[Stored data entries]
start

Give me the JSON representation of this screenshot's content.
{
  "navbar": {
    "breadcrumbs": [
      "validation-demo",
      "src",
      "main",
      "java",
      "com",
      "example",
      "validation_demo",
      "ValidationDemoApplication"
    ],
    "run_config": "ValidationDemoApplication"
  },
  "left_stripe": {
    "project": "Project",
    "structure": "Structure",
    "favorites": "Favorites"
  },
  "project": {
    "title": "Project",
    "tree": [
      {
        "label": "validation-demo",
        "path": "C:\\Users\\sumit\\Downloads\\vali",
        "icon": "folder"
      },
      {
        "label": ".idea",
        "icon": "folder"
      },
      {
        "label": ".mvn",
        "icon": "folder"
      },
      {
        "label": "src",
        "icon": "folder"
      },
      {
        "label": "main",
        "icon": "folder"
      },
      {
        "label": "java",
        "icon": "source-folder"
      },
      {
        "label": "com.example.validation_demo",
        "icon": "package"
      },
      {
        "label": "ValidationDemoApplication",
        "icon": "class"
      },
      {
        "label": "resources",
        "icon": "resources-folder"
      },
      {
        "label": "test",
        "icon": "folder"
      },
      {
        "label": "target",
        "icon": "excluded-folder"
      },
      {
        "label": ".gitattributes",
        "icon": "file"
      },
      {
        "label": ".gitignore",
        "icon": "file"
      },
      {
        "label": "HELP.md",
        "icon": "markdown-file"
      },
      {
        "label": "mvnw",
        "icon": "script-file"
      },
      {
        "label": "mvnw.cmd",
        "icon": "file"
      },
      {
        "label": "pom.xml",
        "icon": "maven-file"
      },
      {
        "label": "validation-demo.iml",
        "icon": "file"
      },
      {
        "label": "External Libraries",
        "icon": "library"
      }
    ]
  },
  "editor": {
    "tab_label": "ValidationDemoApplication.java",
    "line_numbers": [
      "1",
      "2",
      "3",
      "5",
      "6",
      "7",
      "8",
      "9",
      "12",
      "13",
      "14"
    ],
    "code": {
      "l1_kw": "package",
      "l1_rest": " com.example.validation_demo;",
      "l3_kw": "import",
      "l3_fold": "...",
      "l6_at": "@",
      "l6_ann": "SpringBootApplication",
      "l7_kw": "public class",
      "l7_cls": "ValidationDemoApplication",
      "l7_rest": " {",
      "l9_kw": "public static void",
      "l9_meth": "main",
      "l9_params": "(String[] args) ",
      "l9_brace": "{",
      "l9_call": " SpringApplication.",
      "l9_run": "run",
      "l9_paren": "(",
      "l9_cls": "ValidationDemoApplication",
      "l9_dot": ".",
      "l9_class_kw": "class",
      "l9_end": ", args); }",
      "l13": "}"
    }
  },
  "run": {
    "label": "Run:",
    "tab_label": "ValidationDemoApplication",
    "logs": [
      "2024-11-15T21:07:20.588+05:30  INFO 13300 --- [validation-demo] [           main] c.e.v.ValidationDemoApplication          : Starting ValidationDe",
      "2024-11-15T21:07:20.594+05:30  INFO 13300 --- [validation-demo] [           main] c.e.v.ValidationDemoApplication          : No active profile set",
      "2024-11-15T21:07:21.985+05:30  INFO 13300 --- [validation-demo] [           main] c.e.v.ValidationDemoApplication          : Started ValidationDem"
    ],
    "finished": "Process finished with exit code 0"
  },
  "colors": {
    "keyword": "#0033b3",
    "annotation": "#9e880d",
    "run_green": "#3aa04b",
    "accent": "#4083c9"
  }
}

end

REQUEST: Scan the lines for the string "code". Copy out each line that matches.

WRITTEN SOLUTION:
    "code": {
    "finished": "Process finished with exit code 0"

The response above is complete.